Given text
News Release

Risk of suicide increased 3-fold in adults after a concussion

Peer-Reviewed Publication

Canadian Medical Association Journal

The long-term risk of suicide for adults who have had a concussion is three times higher than the population norm, and the risk increases further if the concussion occurred on a weekend, found a new study published in CMAJ (Canadian Medical Association Journal).

"Given the quick usual resolution of symptoms, physicians may underestimate the adverse effects of concussion and its relevance in a patient's history," states Dr. Donald Redelmeier, senior core scientist at the Institute for Clinical Evaluative Sciences (ICES) and a physician at Sunnybrook Health Sciences Centre, Toronto, Ontario. "Greater attention to the long-term implications of a concussion might save lives because deaths from suicide can be prevented."

Suicide is a major cause of death in the community. In 2010, there were 3951 deaths from suicide in Canada and 38 364 in the United States. Concussion is the most common brain injury in adults. Each year in Canada, there are about 400 000 cases of concussion and about 4 million in the United States. "The link between concussion and suicide is not confined to professional athletes or military veterans," states Michael Fralick, a coauthor and medical trainee at the University of Toronto.

In this large study, researchers examined anonymized records for 235 110 patients with concussion over a 20-year period in Ontario, Canada, using diagnostic codes from the health insurance database. The study specifically compared concussions that occurred on a weekend or a weekday to distinguish between recreational and occupational injuries. The mean age of the patients was 41 years, about half were men, and the majority lived in cities. Most had no prior suicide attempt, hospitalization or past psychiatric disorder.

Record extracts
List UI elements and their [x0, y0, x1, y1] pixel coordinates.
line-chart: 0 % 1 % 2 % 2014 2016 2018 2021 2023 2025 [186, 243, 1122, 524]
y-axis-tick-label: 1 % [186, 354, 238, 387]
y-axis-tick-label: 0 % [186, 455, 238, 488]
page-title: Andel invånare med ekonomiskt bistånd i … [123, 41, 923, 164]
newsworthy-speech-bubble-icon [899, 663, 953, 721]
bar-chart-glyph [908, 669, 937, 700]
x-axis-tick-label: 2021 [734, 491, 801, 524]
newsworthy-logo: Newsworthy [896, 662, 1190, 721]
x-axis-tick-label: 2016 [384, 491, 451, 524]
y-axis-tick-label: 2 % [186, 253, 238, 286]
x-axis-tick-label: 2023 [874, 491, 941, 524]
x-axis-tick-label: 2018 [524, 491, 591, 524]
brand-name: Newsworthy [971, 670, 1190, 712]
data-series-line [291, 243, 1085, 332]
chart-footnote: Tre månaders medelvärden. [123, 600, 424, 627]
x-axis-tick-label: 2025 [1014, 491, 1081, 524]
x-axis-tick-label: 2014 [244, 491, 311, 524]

Tasks to perform
(1) In the news release about concussion and suicide risk, how many patients with concussion did the researchers study?
(2) Extend the news release on suicide risk after concussion, picking up right after its last sentence.

Answers to the exercises
(1) 235 110 patients

(2)
During follow-up (9.3 years), there were 667 suicides. Patients diagnosed with a concussion on weekdays accounted for 519 suicides and an absolute suicide risk three times the population norm (29 suicides per 100 000 people a year). Patients diagnosed with a concussion on weekends accounted for 148 suicides and an absolute suicide risk four times that of the population norm (39 per 100 000 a year).

The mean time from concussion to subsequent suicide was 5.7 years. Additional concussions were associated with a further increased risk of suicide. The majority of patients had visited their family physician in the month before suicide. The most common mechanism was a drug overdose, and the average age at death was 44 years.

Other studies have shown a link between concussion and suicide. However, "no past study, to our knowledge, has focused on concussions and tested the potential difference between weekends and weekdays," write the authors. "The increased long-term risk of suicide observed in this study persisted among those who had no psychiatric risk factors and was distinctly larger than among patients after an ankle sprain."

The authors hope the study will help doctors and patients better understand the risks of concussion and prevent possible suicides.


The study was conducted by researchers from ICES, Sunnybrook Research Institute, the University of Toronto and the Canadian Armed Forces.